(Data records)
────────────────

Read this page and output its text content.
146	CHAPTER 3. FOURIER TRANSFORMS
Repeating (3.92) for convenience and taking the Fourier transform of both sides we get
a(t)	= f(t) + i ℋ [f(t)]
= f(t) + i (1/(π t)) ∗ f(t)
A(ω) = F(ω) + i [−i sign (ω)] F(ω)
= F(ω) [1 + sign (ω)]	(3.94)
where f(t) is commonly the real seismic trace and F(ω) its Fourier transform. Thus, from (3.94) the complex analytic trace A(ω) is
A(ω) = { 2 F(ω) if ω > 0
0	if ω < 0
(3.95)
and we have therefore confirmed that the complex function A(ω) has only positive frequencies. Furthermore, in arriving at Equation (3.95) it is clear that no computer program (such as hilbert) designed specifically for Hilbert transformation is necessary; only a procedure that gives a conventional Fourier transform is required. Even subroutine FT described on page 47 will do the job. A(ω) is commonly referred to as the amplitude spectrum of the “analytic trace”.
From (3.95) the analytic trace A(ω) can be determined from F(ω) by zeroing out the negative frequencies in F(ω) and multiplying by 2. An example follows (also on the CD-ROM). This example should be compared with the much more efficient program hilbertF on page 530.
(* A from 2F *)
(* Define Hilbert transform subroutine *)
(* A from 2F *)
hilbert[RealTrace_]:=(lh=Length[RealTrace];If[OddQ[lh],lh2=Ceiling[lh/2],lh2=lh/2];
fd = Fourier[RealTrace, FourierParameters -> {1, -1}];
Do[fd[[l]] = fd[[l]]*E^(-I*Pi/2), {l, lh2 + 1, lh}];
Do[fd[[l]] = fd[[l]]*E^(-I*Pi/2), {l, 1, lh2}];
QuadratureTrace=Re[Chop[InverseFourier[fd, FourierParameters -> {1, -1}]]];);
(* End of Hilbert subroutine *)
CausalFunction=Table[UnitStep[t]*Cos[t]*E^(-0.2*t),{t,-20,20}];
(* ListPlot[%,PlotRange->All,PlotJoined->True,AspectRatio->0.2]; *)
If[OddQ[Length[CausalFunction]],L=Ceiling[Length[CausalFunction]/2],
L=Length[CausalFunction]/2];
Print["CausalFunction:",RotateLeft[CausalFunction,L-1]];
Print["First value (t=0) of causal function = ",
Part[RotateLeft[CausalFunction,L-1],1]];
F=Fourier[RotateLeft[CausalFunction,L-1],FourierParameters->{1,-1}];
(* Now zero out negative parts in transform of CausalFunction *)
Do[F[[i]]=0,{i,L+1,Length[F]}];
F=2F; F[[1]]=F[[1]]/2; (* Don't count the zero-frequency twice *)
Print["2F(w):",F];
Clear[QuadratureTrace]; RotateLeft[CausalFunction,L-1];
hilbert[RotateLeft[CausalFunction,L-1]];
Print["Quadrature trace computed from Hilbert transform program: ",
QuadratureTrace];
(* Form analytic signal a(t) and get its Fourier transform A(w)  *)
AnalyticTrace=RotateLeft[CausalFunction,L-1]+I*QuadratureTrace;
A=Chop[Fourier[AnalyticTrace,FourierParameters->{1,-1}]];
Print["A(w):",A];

────────────────

▸ Work to complete: The entries above must be returned exactly.

▸ Response below:
Read this page and output its text content.
146	CHAPTER 3. FOURIER TRANSFORMS
Repeating (3.92) for convenience and taking the Fourier transform of both sides we get
a(t)	= f(t) + i ℋ [f(t)]
= f(t) + i (1/(π t)) ∗ f(t)
A(ω) = F(ω) + i [−i sign (ω)] F(ω)
= F(ω) [1 + sign (ω)]	(3.94)
where f(t) is commonly the real seismic trace and F(ω) its Fourier transform. Thus, from (3.94) the complex analytic trace A(ω) is
A(ω) = { 2 F(ω) if ω > 0
0	if ω < 0
(3.95)
and we have therefore confirmed that the complex function A(ω) has only positive frequencies. Furthermore, in arriving at Equation (3.95) it is clear that no computer program (such as hilbert) designed specifically for Hilbert transformation is necessary; only a procedure that gives a conventional Fourier transform is required. Even subroutine FT described on page 47 will do the job. A(ω) is commonly referred to as the amplitude spectrum of the “analytic trace”.
From (3.95) the analytic trace A(ω) can be determined from F(ω) by zeroing out the negative frequencies in F(ω) and multiplying by 2. An example follows (also on the CD-ROM). This example should be compared with the much more efficient program hilbertF on page 530.
(* A from 2F *)
(* Define Hilbert transform subroutine *)
(* A from 2F *)
hilbert[RealTrace_]:=(lh=Length[RealTrace];If[OddQ[lh],lh2=Ceiling[lh/2],lh2=lh/2];
fd = Fourier[RealTrace, FourierParameters -> {1, -1}];
Do[fd[[l]] = fd[[l]]*E^(-I*Pi/2), {l, lh2 + 1, lh}];
Do[fd[[l]] = fd[[l]]*E^(-I*Pi/2), {l, 1, lh2}];
QuadratureTrace=Re[Chop[InverseFourier[fd, FourierParameters -> {1, -1}]]];);
(* End of Hilbert subroutine *)
CausalFunction=Table[UnitStep[t]*Cos[t]*E^(-0.2*t),{t,-20,20}];
(* ListPlot[%,PlotRange->All,PlotJoined->True,AspectRatio->0.2]; *)
If[OddQ[Length[CausalFunction]],L=Ceiling[Length[CausalFunction]/2],
L=Length[CausalFunction]/2];
Print["CausalFunction:",RotateLeft[CausalFunction,L-1]];
Print["First value (t=0) of causal function = ",
Part[RotateLeft[CausalFunction,L-1],1]];
F=Fourier[RotateLeft[CausalFunction,L-1],FourierParameters->{1,-1}];
(* Now zero out negative parts in transform of CausalFunction *)
Do[F[[i]]=0,{i,L+1,Length[F]}];
F=2F; F[[1]]=F[[1]]/2; (* Don't count the zero-frequency twice *)
Print["2F(w):",F];
Clear[QuadratureTrace]; RotateLeft[CausalFunction,L-1];
hilbert[RotateLeft[CausalFunction,L-1]];
Print["Quadrature trace computed from Hilbert transform program: ",
QuadratureTrace];
(* Form analytic signal a(t) and get its Fourier transform A(w)  *)
AnalyticTrace=RotateLeft[CausalFunction,L-1]+I*QuadratureTrace;
A=Chop[Fourier[AnalyticTrace,FourierParameters->{1,-1}]];
Print["A(w):",A];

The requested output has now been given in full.